TASK TO COMPLETE: Which lines in the records below contain the word "three"? Copy each of them.

WORKING DATA:
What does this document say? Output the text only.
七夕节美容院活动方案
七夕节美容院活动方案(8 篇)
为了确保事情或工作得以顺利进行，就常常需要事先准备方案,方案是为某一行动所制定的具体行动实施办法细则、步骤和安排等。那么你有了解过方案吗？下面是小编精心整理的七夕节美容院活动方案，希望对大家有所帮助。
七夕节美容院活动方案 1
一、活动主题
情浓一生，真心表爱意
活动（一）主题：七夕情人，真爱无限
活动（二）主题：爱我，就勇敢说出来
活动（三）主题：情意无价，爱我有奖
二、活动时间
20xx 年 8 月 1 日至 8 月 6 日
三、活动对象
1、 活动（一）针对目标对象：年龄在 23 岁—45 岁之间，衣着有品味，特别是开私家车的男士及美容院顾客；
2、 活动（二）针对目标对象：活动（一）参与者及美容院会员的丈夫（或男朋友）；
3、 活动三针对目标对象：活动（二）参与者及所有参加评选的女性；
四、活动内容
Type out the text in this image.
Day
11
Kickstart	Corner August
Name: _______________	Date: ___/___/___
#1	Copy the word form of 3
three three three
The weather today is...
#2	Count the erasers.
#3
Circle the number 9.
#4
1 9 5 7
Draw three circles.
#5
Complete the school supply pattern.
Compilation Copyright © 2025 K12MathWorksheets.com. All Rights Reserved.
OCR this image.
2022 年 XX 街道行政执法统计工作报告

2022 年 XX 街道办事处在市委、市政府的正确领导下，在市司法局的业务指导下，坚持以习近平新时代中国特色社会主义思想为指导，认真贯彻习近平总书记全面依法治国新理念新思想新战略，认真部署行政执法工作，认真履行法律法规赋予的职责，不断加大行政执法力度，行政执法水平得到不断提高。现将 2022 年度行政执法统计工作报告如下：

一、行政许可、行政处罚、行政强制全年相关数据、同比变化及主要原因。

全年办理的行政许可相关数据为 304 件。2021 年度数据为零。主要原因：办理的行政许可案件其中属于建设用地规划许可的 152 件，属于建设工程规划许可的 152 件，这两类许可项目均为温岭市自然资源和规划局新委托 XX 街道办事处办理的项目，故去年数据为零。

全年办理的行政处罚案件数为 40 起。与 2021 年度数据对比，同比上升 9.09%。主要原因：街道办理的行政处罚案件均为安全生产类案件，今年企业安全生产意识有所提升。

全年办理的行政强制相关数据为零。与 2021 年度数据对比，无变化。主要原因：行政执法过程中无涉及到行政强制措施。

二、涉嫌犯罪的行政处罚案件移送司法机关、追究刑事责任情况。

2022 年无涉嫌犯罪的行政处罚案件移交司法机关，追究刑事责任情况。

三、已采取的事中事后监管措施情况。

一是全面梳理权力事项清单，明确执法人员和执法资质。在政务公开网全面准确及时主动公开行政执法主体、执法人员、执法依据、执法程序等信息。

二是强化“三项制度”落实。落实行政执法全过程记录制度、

ANSWER TO THE PROBLEM:
three three three
Draw three circles.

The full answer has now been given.